• [Directions for this task]
Extract each line where the string "value" shows up.

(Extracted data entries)
+ + + +

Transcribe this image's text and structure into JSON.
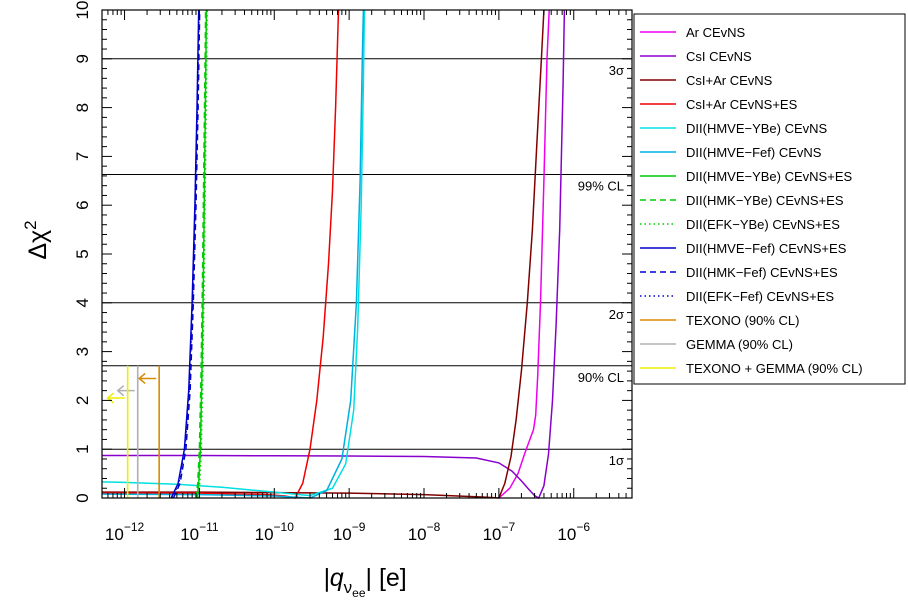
{
  "chart_data": {
    "type": "line",
    "title": "",
    "xlabel": {
      "main": "|q",
      "sub": "ν",
      "subsub": "ee",
      "unit": "[e]"
    },
    "ylabel": {
      "main": "Δχ",
      "sup": "2"
    },
    "x_scale": "log",
    "xlim": [
      5e-13,
      6e-06
    ],
    "ylim": [
      0,
      10
    ],
    "x_ticks": [
      {
        "value": 1e-12,
        "base": "10",
        "exp": "−12"
      },
      {
        "value": 1e-11,
        "base": "10",
        "exp": "−11"
      },
      {
        "value": 1e-10,
        "base": "10",
        "exp": "−10"
      },
      {
        "value": 1e-09,
        "base": "10",
        "exp": "−9"
      },
      {
        "value": 1e-08,
        "base": "10",
        "exp": "−8"
      },
      {
        "value": 1e-07,
        "base": "10",
        "exp": "−7"
      },
      {
        "value": 1e-06,
        "base": "10",
        "exp": "−6"
      }
    ],
    "y_ticks": [
      0,
      1,
      2,
      3,
      4,
      5,
      6,
      7,
      8,
      9,
      10
    ],
    "reference_lines": [
      {
        "y": 1.0,
        "label": "1σ"
      },
      {
        "y": 2.71,
        "label": "90% CL"
      },
      {
        "y": 4.0,
        "label": "2σ"
      },
      {
        "y": 6.63,
        "label": "99% CL"
      },
      {
        "y": 9.0,
        "label": "3σ"
      }
    ],
    "legend_position": "right",
    "series": [
      {
        "name": "Ar CEvNS",
        "color": "#ee00ee",
        "dash": "solid",
        "points": [
          [
            1e-07,
            0
          ],
          [
            1.4e-07,
            0.2
          ],
          [
            1.8e-07,
            0.5
          ],
          [
            2.2e-07,
            0.9
          ],
          [
            2.6e-07,
            1.2
          ],
          [
            2.9e-07,
            1.4
          ],
          [
            3.1e-07,
            1.7
          ],
          [
            3.3e-07,
            2.5
          ],
          [
            3.6e-07,
            4.0
          ],
          [
            4e-07,
            6.5
          ],
          [
            4.4e-07,
            9.0
          ],
          [
            4.7e-07,
            10
          ]
        ]
      },
      {
        "name": "CsI CEvNS",
        "color": "#8800cc",
        "dash": "solid",
        "points": [
          [
            5e-13,
            0.87
          ],
          [
            1e-12,
            0.87
          ],
          [
            1e-11,
            0.87
          ],
          [
            1e-10,
            0.865
          ],
          [
            1e-09,
            0.86
          ],
          [
            1e-08,
            0.85
          ],
          [
            5e-08,
            0.82
          ],
          [
            1e-07,
            0.72
          ],
          [
            1.5e-07,
            0.55
          ],
          [
            2e-07,
            0.35
          ],
          [
            2.5e-07,
            0.18
          ],
          [
            3e-07,
            0.05
          ],
          [
            3.4e-07,
            0
          ],
          [
            4e-07,
            0.25
          ],
          [
            4.6e-07,
            0.9
          ],
          [
            5.2e-07,
            2.0
          ],
          [
            5.8e-07,
            3.5
          ],
          [
            6.5e-07,
            5.5
          ],
          [
            7.2e-07,
            8.5
          ],
          [
            7.5e-07,
            10
          ]
        ]
      },
      {
        "name": "CsI+Ar CEvNS",
        "color": "#800000",
        "dash": "solid",
        "points": [
          [
            5e-13,
            0.12
          ],
          [
            1e-11,
            0.12
          ],
          [
            1e-09,
            0.1
          ],
          [
            1e-08,
            0.07
          ],
          [
            6e-08,
            0.02
          ],
          [
            1e-07,
            0
          ],
          [
            1.2e-07,
            0.3
          ],
          [
            1.45e-07,
            0.85
          ],
          [
            1.7e-07,
            1.6
          ],
          [
            2e-07,
            2.6
          ],
          [
            2.4e-07,
            4.0
          ],
          [
            2.8e-07,
            5.5
          ],
          [
            3.2e-07,
            7.2
          ],
          [
            3.7e-07,
            9.0
          ],
          [
            4e-07,
            10
          ]
        ]
      },
      {
        "name": "CsI+Ar CEvNS+ES",
        "color": "#ee0000",
        "dash": "solid",
        "points": [
          [
            5e-13,
            0.1
          ],
          [
            1e-11,
            0.1
          ],
          [
            8e-11,
            0.07
          ],
          [
            1.4e-10,
            0.04
          ],
          [
            1.9e-10,
            0
          ],
          [
            2.4e-10,
            0.3
          ],
          [
            3e-10,
            1.0
          ],
          [
            3.7e-10,
            2.0
          ],
          [
            4.5e-10,
            3.3
          ],
          [
            5.3e-10,
            4.8
          ],
          [
            6e-10,
            6.3
          ],
          [
            6.6e-10,
            8.0
          ],
          [
            7.2e-10,
            10
          ]
        ]
      },
      {
        "name": "DII(HMVE−YBe) CEvNS",
        "color": "#00e0e0",
        "dash": "solid",
        "points": [
          [
            5e-13,
            0.33
          ],
          [
            1e-12,
            0.32
          ],
          [
            5e-12,
            0.28
          ],
          [
            2e-11,
            0.22
          ],
          [
            1e-10,
            0.12
          ],
          [
            3e-10,
            0.05
          ],
          [
            6e-10,
            0.2
          ],
          [
            9e-10,
            0.7
          ],
          [
            1.15e-09,
            1.8
          ],
          [
            1.3e-09,
            3.5
          ],
          [
            1.45e-09,
            6.0
          ],
          [
            1.55e-09,
            8.5
          ],
          [
            1.6e-09,
            10
          ]
        ]
      },
      {
        "name": "DII(HMVE−Fef) CEvNS",
        "color": "#00b0e0",
        "dash": "solid",
        "points": [
          [
            5e-13,
            0.08
          ],
          [
            1e-11,
            0.07
          ],
          [
            1e-10,
            0.04
          ],
          [
            3e-10,
            0
          ],
          [
            5e-10,
            0.15
          ],
          [
            8e-10,
            0.8
          ],
          [
            1.05e-09,
            2.0
          ],
          [
            1.25e-09,
            4.0
          ],
          [
            1.4e-09,
            6.5
          ],
          [
            1.5e-09,
            9.0
          ],
          [
            1.55e-09,
            10
          ]
        ]
      },
      {
        "name": "DII(HMVE−YBe) CEvNS+ES",
        "color": "#00cc00",
        "dash": "solid",
        "points": [
          [
            9.3e-12,
            0
          ],
          [
            9.8e-12,
            0.3
          ],
          [
            1.03e-11,
            1.0
          ],
          [
            1.08e-11,
            2.5
          ],
          [
            1.13e-11,
            4.5
          ],
          [
            1.18e-11,
            7.0
          ],
          [
            1.22e-11,
            9.0
          ],
          [
            1.24e-11,
            10
          ]
        ]
      },
      {
        "name": "DII(HMK−YBe) CEvNS+ES",
        "color": "#00cc00",
        "dash": "dashed",
        "points": [
          [
            9e-12,
            0
          ],
          [
            9.5e-12,
            0.3
          ],
          [
            1e-11,
            1.0
          ],
          [
            1.05e-11,
            2.5
          ],
          [
            1.1e-11,
            4.5
          ],
          [
            1.15e-11,
            7.0
          ],
          [
            1.19e-11,
            9.0
          ],
          [
            1.21e-11,
            10
          ]
        ]
      },
      {
        "name": "DII(EFK−YBe) CEvNS+ES",
        "color": "#00cc00",
        "dash": "dotted",
        "points": [
          [
            9.6e-12,
            0
          ],
          [
            1.01e-11,
            0.3
          ],
          [
            1.06e-11,
            1.0
          ],
          [
            1.11e-11,
            2.5
          ],
          [
            1.16e-11,
            4.5
          ],
          [
            1.21e-11,
            7.0
          ],
          [
            1.25e-11,
            9.0
          ],
          [
            1.27e-11,
            10
          ]
        ]
      },
      {
        "name": "DII(HMVE−Fef) CEvNS+ES",
        "color": "#0000cc",
        "dash": "solid",
        "points": [
          [
            4.2e-12,
            0
          ],
          [
            5.2e-12,
            0.3
          ],
          [
            6.3e-12,
            1.0
          ],
          [
            7.2e-12,
            2.2
          ],
          [
            8e-12,
            4.0
          ],
          [
            8.7e-12,
            6.0
          ],
          [
            9.3e-12,
            8.0
          ],
          [
            9.8e-12,
            10
          ]
        ]
      },
      {
        "name": "DII(HMK−Fef) CEvNS+ES",
        "color": "#0000cc",
        "dash": "dashed",
        "points": [
          [
            4.5e-12,
            0
          ],
          [
            5.5e-12,
            0.3
          ],
          [
            6.6e-12,
            1.0
          ],
          [
            7.5e-12,
            2.2
          ],
          [
            8.3e-12,
            4.0
          ],
          [
            9e-12,
            6.0
          ],
          [
            9.6e-12,
            8.0
          ],
          [
            1.01e-11,
            10
          ]
        ]
      },
      {
        "name": "DII(EFK−Fef) CEvNS+ES",
        "color": "#0000cc",
        "dash": "dotted",
        "points": [
          [
            4.3e-12,
            0
          ],
          [
            5.3e-12,
            0.3
          ],
          [
            6.4e-12,
            1.0
          ],
          [
            7.3e-12,
            2.2
          ],
          [
            8.1e-12,
            4.0
          ],
          [
            8.8e-12,
            6.0
          ],
          [
            9.4e-12,
            8.0
          ],
          [
            9.9e-12,
            10
          ]
        ]
      },
      {
        "name": "TEXONO (90% CL)",
        "color": "#d88a00",
        "dash": "solid",
        "kind": "limit",
        "limit_x": 2.9e-12,
        "arrow_y": 2.45
      },
      {
        "name": "GEMMA (90% CL)",
        "color": "#b0b0b0",
        "dash": "solid",
        "kind": "limit",
        "limit_x": 1.5e-12,
        "arrow_y": 2.2
      },
      {
        "name": "TEXONO + GEMMA (90% CL)",
        "color": "#eeee00",
        "dash": "solid",
        "kind": "limit",
        "limit_x": 1.1e-12,
        "arrow_y": 2.05
      }
    ]
  }
}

+ + + +

• [Answer]
        "value": 1e-12,
        "value": 1e-11,
        "value": 1e-10,
        "value": 1e-09,
        "value": 1e-08,
        "value": 1e-07,
        "value": 1e-06,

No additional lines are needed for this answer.